Gather all lines containing the string "basis" and copy them out.

>> BEGIN

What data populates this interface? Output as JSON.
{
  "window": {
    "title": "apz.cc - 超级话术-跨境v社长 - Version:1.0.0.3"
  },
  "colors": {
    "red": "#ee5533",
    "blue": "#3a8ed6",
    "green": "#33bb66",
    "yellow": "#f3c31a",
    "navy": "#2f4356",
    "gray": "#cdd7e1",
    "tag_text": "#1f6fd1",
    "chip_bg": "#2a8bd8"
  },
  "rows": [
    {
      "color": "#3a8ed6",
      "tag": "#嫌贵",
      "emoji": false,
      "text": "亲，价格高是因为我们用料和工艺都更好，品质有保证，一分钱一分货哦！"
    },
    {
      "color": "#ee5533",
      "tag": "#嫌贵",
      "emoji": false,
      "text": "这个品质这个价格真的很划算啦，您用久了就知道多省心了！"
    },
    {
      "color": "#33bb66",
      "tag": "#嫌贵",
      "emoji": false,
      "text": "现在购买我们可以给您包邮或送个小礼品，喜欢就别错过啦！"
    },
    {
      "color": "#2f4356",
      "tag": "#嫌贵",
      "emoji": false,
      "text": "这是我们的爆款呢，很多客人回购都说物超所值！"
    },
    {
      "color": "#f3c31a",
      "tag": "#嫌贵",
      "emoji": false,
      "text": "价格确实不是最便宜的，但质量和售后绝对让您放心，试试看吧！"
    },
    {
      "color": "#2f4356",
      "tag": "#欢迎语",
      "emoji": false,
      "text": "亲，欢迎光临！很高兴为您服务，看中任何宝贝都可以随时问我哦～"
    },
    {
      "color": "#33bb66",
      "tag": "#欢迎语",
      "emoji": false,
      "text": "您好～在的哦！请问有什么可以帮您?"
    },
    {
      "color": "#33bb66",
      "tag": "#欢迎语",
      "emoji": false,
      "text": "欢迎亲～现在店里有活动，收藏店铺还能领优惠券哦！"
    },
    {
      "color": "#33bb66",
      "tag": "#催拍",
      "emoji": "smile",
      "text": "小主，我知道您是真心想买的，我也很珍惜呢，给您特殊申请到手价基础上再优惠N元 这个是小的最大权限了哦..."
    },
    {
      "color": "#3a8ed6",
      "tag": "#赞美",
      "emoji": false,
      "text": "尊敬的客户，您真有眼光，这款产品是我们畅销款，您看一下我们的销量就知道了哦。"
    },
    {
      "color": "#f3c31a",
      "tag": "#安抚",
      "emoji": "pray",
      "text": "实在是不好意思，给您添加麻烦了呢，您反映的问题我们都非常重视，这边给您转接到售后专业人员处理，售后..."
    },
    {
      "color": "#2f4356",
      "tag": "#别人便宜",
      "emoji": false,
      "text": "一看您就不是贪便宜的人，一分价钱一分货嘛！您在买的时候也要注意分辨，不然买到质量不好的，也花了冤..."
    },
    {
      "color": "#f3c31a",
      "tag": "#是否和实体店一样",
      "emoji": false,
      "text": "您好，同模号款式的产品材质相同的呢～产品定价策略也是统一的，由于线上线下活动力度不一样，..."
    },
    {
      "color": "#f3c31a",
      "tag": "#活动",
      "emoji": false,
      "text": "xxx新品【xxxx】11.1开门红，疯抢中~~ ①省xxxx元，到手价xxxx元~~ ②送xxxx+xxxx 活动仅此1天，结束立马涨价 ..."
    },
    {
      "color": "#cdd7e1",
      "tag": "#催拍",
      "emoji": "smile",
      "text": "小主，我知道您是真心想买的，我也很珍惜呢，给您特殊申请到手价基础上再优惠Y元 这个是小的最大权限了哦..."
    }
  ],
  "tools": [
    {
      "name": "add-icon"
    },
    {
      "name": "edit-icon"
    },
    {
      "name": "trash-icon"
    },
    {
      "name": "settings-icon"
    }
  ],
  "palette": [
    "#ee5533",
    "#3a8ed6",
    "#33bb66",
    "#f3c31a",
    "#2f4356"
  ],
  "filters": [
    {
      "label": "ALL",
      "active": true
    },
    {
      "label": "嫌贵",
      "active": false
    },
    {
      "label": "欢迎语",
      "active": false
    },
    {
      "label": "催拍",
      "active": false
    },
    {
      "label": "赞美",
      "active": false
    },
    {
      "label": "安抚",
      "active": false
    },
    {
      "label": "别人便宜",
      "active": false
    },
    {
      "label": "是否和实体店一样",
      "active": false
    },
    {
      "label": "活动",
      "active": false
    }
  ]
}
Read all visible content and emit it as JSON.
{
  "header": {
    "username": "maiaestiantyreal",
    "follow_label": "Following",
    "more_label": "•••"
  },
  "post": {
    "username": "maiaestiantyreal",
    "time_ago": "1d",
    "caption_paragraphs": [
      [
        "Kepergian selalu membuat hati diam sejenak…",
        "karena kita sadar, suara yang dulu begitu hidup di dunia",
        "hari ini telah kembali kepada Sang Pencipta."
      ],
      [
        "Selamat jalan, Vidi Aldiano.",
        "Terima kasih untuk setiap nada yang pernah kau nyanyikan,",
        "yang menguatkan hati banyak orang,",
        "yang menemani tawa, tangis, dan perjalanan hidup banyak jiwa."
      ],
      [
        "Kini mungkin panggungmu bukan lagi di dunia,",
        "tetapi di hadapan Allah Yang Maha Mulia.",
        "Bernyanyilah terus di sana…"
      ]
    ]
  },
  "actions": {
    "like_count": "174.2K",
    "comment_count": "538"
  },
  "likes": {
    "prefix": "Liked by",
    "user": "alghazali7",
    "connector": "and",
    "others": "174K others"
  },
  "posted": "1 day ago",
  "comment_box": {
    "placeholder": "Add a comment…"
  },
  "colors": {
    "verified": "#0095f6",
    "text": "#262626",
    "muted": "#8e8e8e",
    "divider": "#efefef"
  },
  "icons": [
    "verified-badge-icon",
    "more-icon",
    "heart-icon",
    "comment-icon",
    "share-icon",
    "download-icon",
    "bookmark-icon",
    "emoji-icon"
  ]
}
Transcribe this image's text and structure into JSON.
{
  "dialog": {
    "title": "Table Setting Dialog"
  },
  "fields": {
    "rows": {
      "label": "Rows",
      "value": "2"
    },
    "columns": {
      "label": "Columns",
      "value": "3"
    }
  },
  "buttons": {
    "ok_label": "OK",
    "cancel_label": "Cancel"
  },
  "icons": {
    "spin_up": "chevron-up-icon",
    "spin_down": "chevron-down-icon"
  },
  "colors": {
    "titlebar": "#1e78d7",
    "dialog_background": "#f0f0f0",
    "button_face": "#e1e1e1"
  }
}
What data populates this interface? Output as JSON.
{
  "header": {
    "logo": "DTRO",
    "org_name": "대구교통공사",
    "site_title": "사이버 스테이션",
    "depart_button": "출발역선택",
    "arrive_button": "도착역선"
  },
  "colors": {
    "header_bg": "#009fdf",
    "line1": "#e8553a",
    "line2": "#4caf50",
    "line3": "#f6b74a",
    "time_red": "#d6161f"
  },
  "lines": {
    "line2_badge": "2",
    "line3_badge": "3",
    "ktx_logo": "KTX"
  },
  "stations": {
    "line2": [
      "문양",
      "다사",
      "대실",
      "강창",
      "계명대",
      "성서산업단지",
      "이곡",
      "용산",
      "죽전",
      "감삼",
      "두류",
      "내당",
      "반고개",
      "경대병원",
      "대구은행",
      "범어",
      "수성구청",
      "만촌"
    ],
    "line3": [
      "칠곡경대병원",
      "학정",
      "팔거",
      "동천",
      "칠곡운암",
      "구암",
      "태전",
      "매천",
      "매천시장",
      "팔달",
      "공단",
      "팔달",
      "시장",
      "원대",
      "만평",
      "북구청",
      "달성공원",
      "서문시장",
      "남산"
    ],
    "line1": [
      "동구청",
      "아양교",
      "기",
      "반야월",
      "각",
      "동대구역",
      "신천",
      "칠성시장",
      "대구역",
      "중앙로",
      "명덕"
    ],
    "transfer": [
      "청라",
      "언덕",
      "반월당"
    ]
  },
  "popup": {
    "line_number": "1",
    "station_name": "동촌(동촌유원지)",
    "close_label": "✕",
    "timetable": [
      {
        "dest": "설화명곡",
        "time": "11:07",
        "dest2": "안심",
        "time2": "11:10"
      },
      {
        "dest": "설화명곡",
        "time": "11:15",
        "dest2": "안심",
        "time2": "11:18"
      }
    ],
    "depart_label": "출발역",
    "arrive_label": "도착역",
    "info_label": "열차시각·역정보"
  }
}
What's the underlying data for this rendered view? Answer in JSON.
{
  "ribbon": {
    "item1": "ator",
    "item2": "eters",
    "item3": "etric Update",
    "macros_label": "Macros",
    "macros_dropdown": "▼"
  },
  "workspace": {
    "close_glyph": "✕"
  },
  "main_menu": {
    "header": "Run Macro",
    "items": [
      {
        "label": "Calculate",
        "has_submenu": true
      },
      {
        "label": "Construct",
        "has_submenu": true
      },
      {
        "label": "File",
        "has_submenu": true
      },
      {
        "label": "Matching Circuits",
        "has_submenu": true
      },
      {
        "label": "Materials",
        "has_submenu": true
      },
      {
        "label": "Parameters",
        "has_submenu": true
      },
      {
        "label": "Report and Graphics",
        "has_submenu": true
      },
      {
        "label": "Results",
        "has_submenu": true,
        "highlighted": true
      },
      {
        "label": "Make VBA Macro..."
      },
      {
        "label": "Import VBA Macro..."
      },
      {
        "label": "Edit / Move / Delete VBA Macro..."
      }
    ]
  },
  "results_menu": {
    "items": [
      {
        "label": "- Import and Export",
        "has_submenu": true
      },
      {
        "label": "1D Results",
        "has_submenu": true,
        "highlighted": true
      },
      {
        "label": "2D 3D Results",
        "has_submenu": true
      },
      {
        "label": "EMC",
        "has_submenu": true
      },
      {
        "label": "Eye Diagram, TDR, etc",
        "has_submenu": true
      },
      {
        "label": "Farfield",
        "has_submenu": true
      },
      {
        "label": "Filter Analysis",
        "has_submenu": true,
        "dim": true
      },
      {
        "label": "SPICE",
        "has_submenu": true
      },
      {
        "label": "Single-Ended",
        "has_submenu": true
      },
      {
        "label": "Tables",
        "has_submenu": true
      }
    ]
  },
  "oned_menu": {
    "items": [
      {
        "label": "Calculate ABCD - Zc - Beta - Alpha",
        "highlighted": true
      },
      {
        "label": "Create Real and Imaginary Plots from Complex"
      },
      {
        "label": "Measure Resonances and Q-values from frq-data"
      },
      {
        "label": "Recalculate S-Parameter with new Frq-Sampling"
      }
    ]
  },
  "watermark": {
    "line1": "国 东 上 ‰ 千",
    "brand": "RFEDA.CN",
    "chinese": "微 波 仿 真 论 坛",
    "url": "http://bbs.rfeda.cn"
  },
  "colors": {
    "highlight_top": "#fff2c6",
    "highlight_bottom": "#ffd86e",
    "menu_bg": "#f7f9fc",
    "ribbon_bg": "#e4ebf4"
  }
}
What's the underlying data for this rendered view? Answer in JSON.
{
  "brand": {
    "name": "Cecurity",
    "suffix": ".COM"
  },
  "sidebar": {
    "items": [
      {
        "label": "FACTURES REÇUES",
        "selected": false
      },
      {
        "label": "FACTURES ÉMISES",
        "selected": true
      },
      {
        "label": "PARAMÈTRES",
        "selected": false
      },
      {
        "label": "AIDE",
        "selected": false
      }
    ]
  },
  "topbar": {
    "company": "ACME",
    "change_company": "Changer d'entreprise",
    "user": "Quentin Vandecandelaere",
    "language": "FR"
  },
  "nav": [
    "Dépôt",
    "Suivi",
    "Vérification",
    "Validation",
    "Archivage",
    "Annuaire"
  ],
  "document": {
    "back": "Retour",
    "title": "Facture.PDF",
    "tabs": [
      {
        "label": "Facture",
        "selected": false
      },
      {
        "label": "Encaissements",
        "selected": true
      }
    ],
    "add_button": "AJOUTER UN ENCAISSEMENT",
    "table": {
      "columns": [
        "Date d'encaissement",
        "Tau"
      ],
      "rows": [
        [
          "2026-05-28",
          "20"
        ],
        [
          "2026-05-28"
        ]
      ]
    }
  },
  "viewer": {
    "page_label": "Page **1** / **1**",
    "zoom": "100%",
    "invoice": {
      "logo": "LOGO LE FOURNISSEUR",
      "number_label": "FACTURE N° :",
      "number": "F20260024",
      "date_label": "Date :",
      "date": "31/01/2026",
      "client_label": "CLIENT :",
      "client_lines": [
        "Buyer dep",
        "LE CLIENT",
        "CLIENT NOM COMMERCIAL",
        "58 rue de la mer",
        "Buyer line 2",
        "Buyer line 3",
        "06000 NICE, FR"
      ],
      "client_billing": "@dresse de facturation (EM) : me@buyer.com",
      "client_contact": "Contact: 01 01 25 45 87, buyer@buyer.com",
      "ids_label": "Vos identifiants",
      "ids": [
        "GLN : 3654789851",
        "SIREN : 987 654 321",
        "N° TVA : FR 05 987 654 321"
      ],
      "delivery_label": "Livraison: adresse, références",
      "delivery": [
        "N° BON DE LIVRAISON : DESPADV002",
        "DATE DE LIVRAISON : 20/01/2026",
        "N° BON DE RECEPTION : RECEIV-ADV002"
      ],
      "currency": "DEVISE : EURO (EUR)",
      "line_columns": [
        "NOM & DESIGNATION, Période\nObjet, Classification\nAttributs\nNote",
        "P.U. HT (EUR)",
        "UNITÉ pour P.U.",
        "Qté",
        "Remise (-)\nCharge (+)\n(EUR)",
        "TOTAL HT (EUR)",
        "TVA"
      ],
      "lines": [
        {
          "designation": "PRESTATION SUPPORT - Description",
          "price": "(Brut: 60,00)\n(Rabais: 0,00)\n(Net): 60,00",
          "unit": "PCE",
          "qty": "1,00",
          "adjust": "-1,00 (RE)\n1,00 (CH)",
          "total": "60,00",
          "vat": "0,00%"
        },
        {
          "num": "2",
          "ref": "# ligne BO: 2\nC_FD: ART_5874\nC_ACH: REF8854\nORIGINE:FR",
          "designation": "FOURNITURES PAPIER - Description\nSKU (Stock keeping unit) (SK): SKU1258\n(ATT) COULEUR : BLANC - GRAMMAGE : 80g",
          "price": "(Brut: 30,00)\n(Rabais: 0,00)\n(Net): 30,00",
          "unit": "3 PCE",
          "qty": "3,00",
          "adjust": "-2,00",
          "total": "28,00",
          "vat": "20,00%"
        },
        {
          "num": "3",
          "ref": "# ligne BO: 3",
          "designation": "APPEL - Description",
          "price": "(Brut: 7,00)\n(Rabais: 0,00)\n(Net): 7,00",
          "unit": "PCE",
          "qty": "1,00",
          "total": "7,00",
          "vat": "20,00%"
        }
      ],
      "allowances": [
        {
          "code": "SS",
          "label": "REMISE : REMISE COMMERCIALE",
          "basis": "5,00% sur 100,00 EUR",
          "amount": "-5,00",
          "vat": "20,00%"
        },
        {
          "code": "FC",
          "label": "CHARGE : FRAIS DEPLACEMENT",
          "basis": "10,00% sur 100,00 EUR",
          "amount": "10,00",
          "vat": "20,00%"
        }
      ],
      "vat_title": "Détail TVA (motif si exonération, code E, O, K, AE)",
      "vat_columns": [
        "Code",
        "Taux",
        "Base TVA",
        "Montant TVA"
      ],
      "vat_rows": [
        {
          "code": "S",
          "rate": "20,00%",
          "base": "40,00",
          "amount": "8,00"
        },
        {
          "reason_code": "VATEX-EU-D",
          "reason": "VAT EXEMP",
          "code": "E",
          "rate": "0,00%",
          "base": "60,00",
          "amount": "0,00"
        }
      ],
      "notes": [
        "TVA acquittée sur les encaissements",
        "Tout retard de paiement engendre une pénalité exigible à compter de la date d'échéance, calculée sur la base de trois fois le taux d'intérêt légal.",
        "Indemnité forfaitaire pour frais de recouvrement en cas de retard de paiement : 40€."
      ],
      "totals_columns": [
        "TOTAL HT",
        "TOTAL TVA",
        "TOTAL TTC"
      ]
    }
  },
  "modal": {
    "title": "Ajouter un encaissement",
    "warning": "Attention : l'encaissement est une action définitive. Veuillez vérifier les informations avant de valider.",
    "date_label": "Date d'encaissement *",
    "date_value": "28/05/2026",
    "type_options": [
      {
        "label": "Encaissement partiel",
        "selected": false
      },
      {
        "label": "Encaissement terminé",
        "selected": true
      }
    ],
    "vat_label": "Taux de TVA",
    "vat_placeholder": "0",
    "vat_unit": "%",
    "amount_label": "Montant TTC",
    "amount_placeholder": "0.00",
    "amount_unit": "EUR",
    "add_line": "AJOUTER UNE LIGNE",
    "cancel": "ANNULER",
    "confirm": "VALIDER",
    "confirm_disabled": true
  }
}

>> END

- [Response]
          "basis": "5,00% sur 100,00 EUR",
          "basis": "10,00% sur 100,00 EUR",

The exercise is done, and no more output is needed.